> EXERCISE TASK: The data below is to be returned in full and exactly.

> MATERIAL PROVIDED:
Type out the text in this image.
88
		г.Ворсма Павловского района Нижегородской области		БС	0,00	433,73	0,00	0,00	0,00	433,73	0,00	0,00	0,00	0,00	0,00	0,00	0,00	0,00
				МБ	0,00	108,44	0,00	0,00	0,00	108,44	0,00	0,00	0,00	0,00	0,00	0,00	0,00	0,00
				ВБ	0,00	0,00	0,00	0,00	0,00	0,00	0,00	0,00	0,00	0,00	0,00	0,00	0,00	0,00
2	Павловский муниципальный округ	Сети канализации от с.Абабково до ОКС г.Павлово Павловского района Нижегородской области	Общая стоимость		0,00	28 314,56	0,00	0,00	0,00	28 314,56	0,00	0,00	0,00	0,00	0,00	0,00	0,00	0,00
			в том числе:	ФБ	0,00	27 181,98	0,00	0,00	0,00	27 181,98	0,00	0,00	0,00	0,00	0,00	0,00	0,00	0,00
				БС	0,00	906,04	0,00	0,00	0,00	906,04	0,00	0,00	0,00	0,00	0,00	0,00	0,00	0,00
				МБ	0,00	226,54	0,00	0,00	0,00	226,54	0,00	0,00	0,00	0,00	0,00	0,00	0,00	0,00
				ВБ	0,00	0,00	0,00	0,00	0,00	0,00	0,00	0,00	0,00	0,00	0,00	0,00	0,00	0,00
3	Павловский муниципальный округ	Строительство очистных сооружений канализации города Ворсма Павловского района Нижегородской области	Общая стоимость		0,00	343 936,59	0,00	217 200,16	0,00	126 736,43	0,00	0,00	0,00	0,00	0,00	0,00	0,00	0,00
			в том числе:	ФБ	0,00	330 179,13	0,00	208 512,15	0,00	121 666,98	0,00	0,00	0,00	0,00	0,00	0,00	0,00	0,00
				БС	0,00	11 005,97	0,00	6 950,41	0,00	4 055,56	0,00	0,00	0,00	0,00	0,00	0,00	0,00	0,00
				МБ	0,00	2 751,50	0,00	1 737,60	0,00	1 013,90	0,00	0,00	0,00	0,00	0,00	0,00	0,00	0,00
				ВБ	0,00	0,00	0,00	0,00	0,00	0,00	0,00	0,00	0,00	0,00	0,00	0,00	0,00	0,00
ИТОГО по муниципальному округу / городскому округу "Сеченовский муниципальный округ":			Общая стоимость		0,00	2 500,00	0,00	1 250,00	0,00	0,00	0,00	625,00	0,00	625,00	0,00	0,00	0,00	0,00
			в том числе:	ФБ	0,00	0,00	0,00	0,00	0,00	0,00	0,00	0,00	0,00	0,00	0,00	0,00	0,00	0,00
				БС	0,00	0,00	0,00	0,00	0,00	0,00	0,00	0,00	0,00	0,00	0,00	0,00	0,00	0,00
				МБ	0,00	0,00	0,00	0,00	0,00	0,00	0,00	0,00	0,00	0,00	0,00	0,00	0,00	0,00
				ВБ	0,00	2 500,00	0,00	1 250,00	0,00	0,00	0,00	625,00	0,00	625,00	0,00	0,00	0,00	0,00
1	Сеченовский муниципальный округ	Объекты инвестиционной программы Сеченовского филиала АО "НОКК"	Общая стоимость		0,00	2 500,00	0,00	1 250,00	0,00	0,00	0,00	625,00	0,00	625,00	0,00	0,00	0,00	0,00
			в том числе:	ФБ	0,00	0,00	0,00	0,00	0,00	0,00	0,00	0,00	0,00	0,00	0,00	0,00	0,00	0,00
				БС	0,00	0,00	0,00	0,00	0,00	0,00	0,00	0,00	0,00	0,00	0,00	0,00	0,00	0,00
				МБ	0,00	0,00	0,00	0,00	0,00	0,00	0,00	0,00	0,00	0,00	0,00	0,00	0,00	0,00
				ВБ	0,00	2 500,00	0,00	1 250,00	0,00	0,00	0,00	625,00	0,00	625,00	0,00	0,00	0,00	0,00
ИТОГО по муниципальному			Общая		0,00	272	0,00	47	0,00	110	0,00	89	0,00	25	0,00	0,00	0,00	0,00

> RESULT OF THE EXERCISE:
Type out the text in this image.
88
		г.Ворсма Павловского района Нижегородской области		БС	0,00	433,73	0,00	0,00	0,00	433,73	0,00	0,00	0,00	0,00	0,00	0,00	0,00	0,00
				МБ	0,00	108,44	0,00	0,00	0,00	108,44	0,00	0,00	0,00	0,00	0,00	0,00	0,00	0,00
				ВБ	0,00	0,00	0,00	0,00	0,00	0,00	0,00	0,00	0,00	0,00	0,00	0,00	0,00	0,00
2	Павловский муниципальный округ	Сети канализации от с.Абабково до ОКС г.Павлово Павловского района Нижегородской области	Общая стоимость		0,00	28 314,56	0,00	0,00	0,00	28 314,56	0,00	0,00	0,00	0,00	0,00	0,00	0,00	0,00
			в том числе:	ФБ	0,00	27 181,98	0,00	0,00	0,00	27 181,98	0,00	0,00	0,00	0,00	0,00	0,00	0,00	0,00
				БС	0,00	906,04	0,00	0,00	0,00	906,04	0,00	0,00	0,00	0,00	0,00	0,00	0,00	0,00
				МБ	0,00	226,54	0,00	0,00	0,00	226,54	0,00	0,00	0,00	0,00	0,00	0,00	0,00	0,00
				ВБ	0,00	0,00	0,00	0,00	0,00	0,00	0,00	0,00	0,00	0,00	0,00	0,00	0,00	0,00
3	Павловский муниципальный округ	Строительство очистных сооружений канализации города Ворсма Павловского района Нижегородской области	Общая стоимость		0,00	343 936,59	0,00	217 200,16	0,00	126 736,43	0,00	0,00	0,00	0,00	0,00	0,00	0,00	0,00
			в том числе:	ФБ	0,00	330 179,13	0,00	208 512,15	0,00	121 666,98	0,00	0,00	0,00	0,00	0,00	0,00	0,00	0,00
				БС	0,00	11 005,97	0,00	6 950,41	0,00	4 055,56	0,00	0,00	0,00	0,00	0,00	0,00	0,00	0,00
				МБ	0,00	2 751,50	0,00	1 737,60	0,00	1 013,90	0,00	0,00	0,00	0,00	0,00	0,00	0,00	0,00
				ВБ	0,00	0,00	0,00	0,00	0,00	0,00	0,00	0,00	0,00	0,00	0,00	0,00	0,00	0,00
ИТОГО по муниципальному округу / городскому округу "Сеченовский муниципальный округ":			Общая стоимость		0,00	2 500,00	0,00	1 250,00	0,00	0,00	0,00	625,00	0,00	625,00	0,00	0,00	0,00	0,00
			в том числе:	ФБ	0,00	0,00	0,00	0,00	0,00	0,00	0,00	0,00	0,00	0,00	0,00	0,00	0,00	0,00
				БС	0,00	0,00	0,00	0,00	0,00	0,00	0,00	0,00	0,00	0,00	0,00	0,00	0,00	0,00
				МБ	0,00	0,00	0,00	0,00	0,00	0,00	0,00	0,00	0,00	0,00	0,00	0,00	0,00	0,00
				ВБ	0,00	2 500,00	0,00	1 250,00	0,00	0,00	0,00	625,00	0,00	625,00	0,00	0,00	0,00	0,00
1	Сеченовский муниципальный округ	Объекты инвестиционной программы Сеченовского филиала АО "НОКК"	Общая стоимость		0,00	2 500,00	0,00	1 250,00	0,00	0,00	0,00	625,00	0,00	625,00	0,00	0,00	0,00	0,00
			в том числе:	ФБ	0,00	0,00	0,00	0,00	0,00	0,00	0,00	0,00	0,00	0,00	0,00	0,00	0,00	0,00
				БС	0,00	0,00	0,00	0,00	0,00	0,00	0,00	0,00	0,00	0,00	0,00	0,00	0,00	0,00
				МБ	0,00	0,00	0,00	0,00	0,00	0,00	0,00	0,00	0,00	0,00	0,00	0,00	0,00	0,00
				ВБ	0,00	2 500,00	0,00	1 250,00	0,00	0,00	0,00	625,00	0,00	625,00	0,00	0,00	0,00	0,00
ИТОГО по муниципальному			Общая		0,00	272	0,00	47	0,00	110	0,00	89	0,00	25	0,00	0,00	0,00	0,00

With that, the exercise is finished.